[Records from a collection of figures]

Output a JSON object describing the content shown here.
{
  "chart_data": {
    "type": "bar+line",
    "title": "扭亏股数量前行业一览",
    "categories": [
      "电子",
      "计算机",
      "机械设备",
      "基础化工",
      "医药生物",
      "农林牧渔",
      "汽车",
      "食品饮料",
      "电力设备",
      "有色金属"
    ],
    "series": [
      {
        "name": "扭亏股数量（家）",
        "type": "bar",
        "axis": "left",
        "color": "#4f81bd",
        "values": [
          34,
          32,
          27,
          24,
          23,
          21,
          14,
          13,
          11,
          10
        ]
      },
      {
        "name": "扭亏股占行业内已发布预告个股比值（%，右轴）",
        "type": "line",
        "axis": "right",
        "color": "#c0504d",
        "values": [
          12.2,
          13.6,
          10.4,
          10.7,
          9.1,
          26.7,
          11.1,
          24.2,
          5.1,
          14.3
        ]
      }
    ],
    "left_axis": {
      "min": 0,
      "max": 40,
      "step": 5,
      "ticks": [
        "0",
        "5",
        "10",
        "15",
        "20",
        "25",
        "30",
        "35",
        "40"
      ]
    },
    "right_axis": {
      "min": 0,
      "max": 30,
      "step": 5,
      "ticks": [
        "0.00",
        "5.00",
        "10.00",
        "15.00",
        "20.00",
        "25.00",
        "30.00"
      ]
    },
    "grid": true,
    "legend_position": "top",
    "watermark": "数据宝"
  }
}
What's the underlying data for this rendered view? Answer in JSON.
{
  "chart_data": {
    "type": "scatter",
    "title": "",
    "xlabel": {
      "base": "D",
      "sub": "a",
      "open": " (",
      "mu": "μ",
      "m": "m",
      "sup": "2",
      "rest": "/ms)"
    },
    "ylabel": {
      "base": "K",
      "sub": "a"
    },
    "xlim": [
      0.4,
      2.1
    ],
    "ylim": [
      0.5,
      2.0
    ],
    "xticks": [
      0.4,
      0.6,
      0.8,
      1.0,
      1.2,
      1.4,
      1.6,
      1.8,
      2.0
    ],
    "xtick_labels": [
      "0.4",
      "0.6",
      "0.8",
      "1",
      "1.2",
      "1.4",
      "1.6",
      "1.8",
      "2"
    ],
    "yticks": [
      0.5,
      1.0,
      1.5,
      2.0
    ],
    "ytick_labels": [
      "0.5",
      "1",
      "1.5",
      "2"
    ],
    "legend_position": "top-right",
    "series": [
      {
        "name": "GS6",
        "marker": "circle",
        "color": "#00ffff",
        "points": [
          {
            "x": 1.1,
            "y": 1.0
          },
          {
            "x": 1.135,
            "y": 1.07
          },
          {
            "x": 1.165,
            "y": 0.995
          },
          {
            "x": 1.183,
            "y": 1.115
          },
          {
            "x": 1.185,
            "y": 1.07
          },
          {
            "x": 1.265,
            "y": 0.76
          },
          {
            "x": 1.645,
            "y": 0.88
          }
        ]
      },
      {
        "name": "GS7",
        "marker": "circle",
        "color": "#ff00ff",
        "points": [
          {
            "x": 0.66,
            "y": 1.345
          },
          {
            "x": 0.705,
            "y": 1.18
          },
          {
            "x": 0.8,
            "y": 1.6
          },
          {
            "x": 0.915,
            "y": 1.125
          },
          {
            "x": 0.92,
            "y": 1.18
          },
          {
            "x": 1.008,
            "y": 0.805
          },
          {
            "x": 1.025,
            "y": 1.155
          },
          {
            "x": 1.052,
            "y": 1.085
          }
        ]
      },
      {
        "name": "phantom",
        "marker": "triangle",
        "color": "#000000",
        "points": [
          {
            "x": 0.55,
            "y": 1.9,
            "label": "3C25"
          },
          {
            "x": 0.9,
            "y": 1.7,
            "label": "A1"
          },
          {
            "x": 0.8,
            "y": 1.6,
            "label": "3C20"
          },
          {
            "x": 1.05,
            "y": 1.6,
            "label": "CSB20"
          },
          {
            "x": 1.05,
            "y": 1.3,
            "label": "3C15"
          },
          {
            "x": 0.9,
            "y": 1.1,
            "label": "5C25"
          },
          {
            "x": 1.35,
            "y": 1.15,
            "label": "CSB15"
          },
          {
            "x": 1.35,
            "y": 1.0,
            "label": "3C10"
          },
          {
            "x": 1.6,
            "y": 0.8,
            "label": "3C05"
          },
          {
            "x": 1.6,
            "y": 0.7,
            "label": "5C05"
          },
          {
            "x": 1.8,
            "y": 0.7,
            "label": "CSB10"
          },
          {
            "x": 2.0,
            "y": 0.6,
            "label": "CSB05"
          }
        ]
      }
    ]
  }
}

§ **WORK TO DO**
Output the full listing without altering anything.

§ **SOLUTION TO THIS PROBLEM**
Output a JSON object describing the content shown here.
{
  "chart_data": {
    "type": "bar+line",
    "title": "扭亏股数量前行业一览",
    "categories": [
      "电子",
      "计算机",
      "机械设备",
      "基础化工",
      "医药生物",
      "农林牧渔",
      "汽车",
      "食品饮料",
      "电力设备",
      "有色金属"
    ],
    "series": [
      {
        "name": "扭亏股数量（家）",
        "type": "bar",
        "axis": "left",
        "color": "#4f81bd",
        "values": [
          34,
          32,
          27,
          24,
          23,
          21,
          14,
          13,
          11,
          10
        ]
      },
      {
        "name": "扭亏股占行业内已发布预告个股比值（%，右轴）",
        "type": "line",
        "axis": "right",
        "color": "#c0504d",
        "values": [
          12.2,
          13.6,
          10.4,
          10.7,
          9.1,
          26.7,
          11.1,
          24.2,
          5.1,
          14.3
        ]
      }
    ],
    "left_axis": {
      "min": 0,
      "max": 40,
      "step": 5,
      "ticks": [
        "0",
        "5",
        "10",
        "15",
        "20",
        "25",
        "30",
        "35",
        "40"
      ]
    },
    "right_axis": {
      "min": 0,
      "max": 30,
      "step": 5,
      "ticks": [
        "0.00",
        "5.00",
        "10.00",
        "15.00",
        "20.00",
        "25.00",
        "30.00"
      ]
    },
    "grid": true,
    "legend_position": "top",
    "watermark": "数据宝"
  }
}
What's the underlying data for this rendered view? Answer in JSON.
{
  "chart_data": {
    "type": "scatter",
    "title": "",
    "xlabel": {
      "base": "D",
      "sub": "a",
      "open": " (",
      "mu": "μ",
      "m": "m",
      "sup": "2",
      "rest": "/ms)"
    },
    "ylabel": {
      "base": "K",
      "sub": "a"
    },
    "xlim": [
      0.4,
      2.1
    ],
    "ylim": [
      0.5,
      2.0
    ],
    "xticks": [
      0.4,
      0.6,
      0.8,
      1.0,
      1.2,
      1.4,
      1.6,
      1.8,
      2.0
    ],
    "xtick_labels": [
      "0.4",
      "0.6",
      "0.8",
      "1",
      "1.2",
      "1.4",
      "1.6",
      "1.8",
      "2"
    ],
    "yticks": [
      0.5,
      1.0,
      1.5,
      2.0
    ],
    "ytick_labels": [
      "0.5",
      "1",
      "1.5",
      "2"
    ],
    "legend_position": "top-right",
    "series": [
      {
        "name": "GS6",
        "marker": "circle",
        "color": "#00ffff",
        "points": [
          {
            "x": 1.1,
            "y": 1.0
          },
          {
            "x": 1.135,
            "y": 1.07
          },
          {
            "x": 1.165,
            "y": 0.995
          },
          {
            "x": 1.183,
            "y": 1.115
          },
          {
            "x": 1.185,
            "y": 1.07
          },
          {
            "x": 1.265,
            "y": 0.76
          },
          {
            "x": 1.645,
            "y": 0.88
          }
        ]
      },
      {
        "name": "GS7",
        "marker": "circle",
        "color": "#ff00ff",
        "points": [
          {
            "x": 0.66,
            "y": 1.345
          },
          {
            "x": 0.705,
            "y": 1.18
          },
          {
            "x": 0.8,
            "y": 1.6
          },
          {
            "x": 0.915,
            "y": 1.125
          },
          {
            "x": 0.92,
            "y": 1.18
          },
          {
            "x": 1.008,
            "y": 0.805
          },
          {
            "x": 1.025,
            "y": 1.155
          },
          {
            "x": 1.052,
            "y": 1.085
          }
        ]
      },
      {
        "name": "phantom",
        "marker": "triangle",
        "color": "#000000",
        "points": [
          {
            "x": 0.55,
            "y": 1.9,
            "label": "3C25"
          },
          {
            "x": 0.9,
            "y": 1.7,
            "label": "A1"
          },
          {
            "x": 0.8,
            "y": 1.6,
            "label": "3C20"
          },
          {
            "x": 1.05,
            "y": 1.6,
            "label": "CSB20"
          },
          {
            "x": 1.05,
            "y": 1.3,
            "label": "3C15"
          },
          {
            "x": 0.9,
            "y": 1.1,
            "label": "5C25"
          },
          {
            "x": 1.35,
            "y": 1.15,
            "label": "CSB15"
          },
          {
            "x": 1.35,
            "y": 1.0,
            "label": "3C10"
          },
          {
            "x": 1.6,
            "y": 0.8,
            "label": "3C05"
          },
          {
            "x": 1.6,
            "y": 0.7,
            "label": "5C05"
          },
          {
            "x": 1.8,
            "y": 0.7,
            "label": "CSB10"
          },
          {
            "x": 2.0,
            "y": 0.6,
            "label": "CSB05"
          }
        ]
      }
    ]
  }
}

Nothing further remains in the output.